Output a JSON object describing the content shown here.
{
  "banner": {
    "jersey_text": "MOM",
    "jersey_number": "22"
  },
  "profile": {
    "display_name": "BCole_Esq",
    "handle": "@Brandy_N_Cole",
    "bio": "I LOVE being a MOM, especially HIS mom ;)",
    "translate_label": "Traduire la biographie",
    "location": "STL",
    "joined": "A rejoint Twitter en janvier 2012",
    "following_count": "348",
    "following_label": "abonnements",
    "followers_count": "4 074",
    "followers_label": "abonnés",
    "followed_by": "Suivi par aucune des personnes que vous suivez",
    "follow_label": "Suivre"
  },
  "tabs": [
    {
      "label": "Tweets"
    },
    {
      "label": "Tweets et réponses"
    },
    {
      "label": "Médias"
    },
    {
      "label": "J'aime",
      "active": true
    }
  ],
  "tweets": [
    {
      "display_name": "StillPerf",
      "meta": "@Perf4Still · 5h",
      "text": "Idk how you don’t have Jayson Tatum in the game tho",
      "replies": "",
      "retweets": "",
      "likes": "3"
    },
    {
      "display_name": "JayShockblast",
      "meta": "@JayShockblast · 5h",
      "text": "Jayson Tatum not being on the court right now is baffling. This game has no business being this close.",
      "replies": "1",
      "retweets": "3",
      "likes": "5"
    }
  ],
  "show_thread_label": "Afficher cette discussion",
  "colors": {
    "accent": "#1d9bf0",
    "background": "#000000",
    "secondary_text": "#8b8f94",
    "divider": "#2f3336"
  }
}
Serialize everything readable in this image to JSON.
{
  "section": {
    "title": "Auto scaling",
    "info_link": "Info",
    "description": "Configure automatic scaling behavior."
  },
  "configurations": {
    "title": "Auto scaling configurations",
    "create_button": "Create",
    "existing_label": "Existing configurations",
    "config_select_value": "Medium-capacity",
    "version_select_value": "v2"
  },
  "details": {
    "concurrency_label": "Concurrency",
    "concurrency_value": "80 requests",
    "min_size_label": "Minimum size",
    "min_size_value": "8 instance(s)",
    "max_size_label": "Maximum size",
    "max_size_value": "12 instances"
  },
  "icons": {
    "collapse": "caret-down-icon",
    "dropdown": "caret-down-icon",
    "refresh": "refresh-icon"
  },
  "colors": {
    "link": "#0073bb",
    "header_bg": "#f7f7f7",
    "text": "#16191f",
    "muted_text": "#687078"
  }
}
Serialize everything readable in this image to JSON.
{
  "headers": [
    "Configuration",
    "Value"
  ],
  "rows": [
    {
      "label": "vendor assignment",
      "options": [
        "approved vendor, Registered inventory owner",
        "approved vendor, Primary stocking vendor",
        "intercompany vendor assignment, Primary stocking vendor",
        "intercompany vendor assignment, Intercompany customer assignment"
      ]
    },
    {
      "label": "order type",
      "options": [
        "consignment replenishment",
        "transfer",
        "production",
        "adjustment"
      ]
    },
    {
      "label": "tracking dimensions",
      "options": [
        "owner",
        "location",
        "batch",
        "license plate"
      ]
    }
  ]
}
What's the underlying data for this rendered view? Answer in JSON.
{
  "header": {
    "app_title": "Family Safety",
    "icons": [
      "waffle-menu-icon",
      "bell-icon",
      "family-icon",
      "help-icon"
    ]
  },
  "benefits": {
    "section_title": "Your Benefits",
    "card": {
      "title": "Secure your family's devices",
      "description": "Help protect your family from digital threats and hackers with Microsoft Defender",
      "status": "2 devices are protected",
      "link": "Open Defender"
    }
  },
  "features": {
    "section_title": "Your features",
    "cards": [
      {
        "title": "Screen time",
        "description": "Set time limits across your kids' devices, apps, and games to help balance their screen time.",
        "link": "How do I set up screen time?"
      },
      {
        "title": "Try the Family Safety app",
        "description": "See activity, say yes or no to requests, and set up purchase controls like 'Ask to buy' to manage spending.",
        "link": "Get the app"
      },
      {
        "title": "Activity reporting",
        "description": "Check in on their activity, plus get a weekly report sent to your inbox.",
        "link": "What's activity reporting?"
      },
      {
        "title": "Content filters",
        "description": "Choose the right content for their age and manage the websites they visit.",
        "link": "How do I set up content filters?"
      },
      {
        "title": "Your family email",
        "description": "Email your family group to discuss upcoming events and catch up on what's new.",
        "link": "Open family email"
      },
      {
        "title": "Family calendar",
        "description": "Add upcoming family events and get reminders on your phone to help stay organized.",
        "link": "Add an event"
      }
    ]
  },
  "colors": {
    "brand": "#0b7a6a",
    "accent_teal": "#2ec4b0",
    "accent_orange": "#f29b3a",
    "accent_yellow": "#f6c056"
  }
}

□ □ □ □

Exercise >>
Write out the material exactly as given.

Solution for this problem >>
Output a JSON object describing the content shown here.
{
  "banner": {
    "jersey_text": "MOM",
    "jersey_number": "22"
  },
  "profile": {
    "display_name": "BCole_Esq",
    "handle": "@Brandy_N_Cole",
    "bio": "I LOVE being a MOM, especially HIS mom ;)",
    "translate_label": "Traduire la biographie",
    "location": "STL",
    "joined": "A rejoint Twitter en janvier 2012",
    "following_count": "348",
    "following_label": "abonnements",
    "followers_count": "4 074",
    "followers_label": "abonnés",
    "followed_by": "Suivi par aucune des personnes que vous suivez",
    "follow_label": "Suivre"
  },
  "tabs": [
    {
      "label": "Tweets"
    },
    {
      "label": "Tweets et réponses"
    },
    {
      "label": "Médias"
    },
    {
      "label": "J'aime",
      "active": true
    }
  ],
  "tweets": [
    {
      "display_name": "StillPerf",
      "meta": "@Perf4Still · 5h",
      "text": "Idk how you don’t have Jayson Tatum in the game tho",
      "replies": "",
      "retweets": "",
      "likes": "3"
    },
    {
      "display_name": "JayShockblast",
      "meta": "@JayShockblast · 5h",
      "text": "Jayson Tatum not being on the court right now is baffling. This game has no business being this close.",
      "replies": "1",
      "retweets": "3",
      "likes": "5"
    }
  ],
  "show_thread_label": "Afficher cette discussion",
  "colors": {
    "accent": "#1d9bf0",
    "background": "#000000",
    "secondary_text": "#8b8f94",
    "divider": "#2f3336"
  }
}
Serialize everything readable in this image to JSON.
{
  "section": {
    "title": "Auto scaling",
    "info_link": "Info",
    "description": "Configure automatic scaling behavior."
  },
  "configurations": {
    "title": "Auto scaling configurations",
    "create_button": "Create",
    "existing_label": "Existing configurations",
    "config_select_value": "Medium-capacity",
    "version_select_value": "v2"
  },
  "details": {
    "concurrency_label": "Concurrency",
    "concurrency_value": "80 requests",
    "min_size_label": "Minimum size",
    "min_size_value": "8 instance(s)",
    "max_size_label": "Maximum size",
    "max_size_value": "12 instances"
  },
  "icons": {
    "collapse": "caret-down-icon",
    "dropdown": "caret-down-icon",
    "refresh": "refresh-icon"
  },
  "colors": {
    "link": "#0073bb",
    "header_bg": "#f7f7f7",
    "text": "#16191f",
    "muted_text": "#687078"
  }
}
Serialize everything readable in this image to JSON.
{
  "headers": [
    "Configuration",
    "Value"
  ],
  "rows": [
    {
      "label": "vendor assignment",
      "options": [
        "approved vendor, Registered inventory owner",
        "approved vendor, Primary stocking vendor",
        "intercompany vendor assignment, Primary stocking vendor",
        "intercompany vendor assignment, Intercompany customer assignment"
      ]
    },
    {
      "label": "order type",
      "options": [
        "consignment replenishment",
        "transfer",
        "production",
        "adjustment"
      ]
    },
    {
      "label": "tracking dimensions",
      "options": [
        "owner",
        "location",
        "batch",
        "license plate"
      ]
    }
  ]
}
What's the underlying data for this rendered view? Answer in JSON.
{
  "header": {
    "app_title": "Family Safety",
    "icons": [
      "waffle-menu-icon",
      "bell-icon",
      "family-icon",
      "help-icon"
    ]
  },
  "benefits": {
    "section_title": "Your Benefits",
    "card": {
      "title": "Secure your family's devices",
      "description": "Help protect your family from digital threats and hackers with Microsoft Defender",
      "status": "2 devices are protected",
      "link": "Open Defender"
    }
  },
  "features": {
    "section_title": "Your features",
    "cards": [
      {
        "title": "Screen time",
        "description": "Set time limits across your kids' devices, apps, and games to help balance their screen time.",
        "link": "How do I set up screen time?"
      },
      {
        "title": "Try the Family Safety app",
        "description": "See activity, say yes or no to requests, and set up purchase controls like 'Ask to buy' to manage spending.",
        "link": "Get the app"
      },
      {
        "title": "Activity reporting",
        "description": "Check in on their activity, plus get a weekly report sent to your inbox.",
        "link": "What's activity reporting?"
      },
      {
        "title": "Content filters",
        "description": "Choose the right content for their age and manage the websites they visit.",
        "link": "How do I set up content filters?"
      },
      {
        "title": "Your family email",
        "description": "Email your family group to discuss upcoming events and catch up on what's new.",
        "link": "Open family email"
      },
      {
        "title": "Family calendar",
        "description": "Add upcoming family events and get reminders on your phone to help stay organized.",
        "link": "Add an event"
      }
    ]
  },
  "colors": {
    "brand": "#0b7a6a",
    "accent_teal": "#2ec4b0",
    "accent_orange": "#f29b3a",
    "accent_yellow": "#f6c056"
  }
}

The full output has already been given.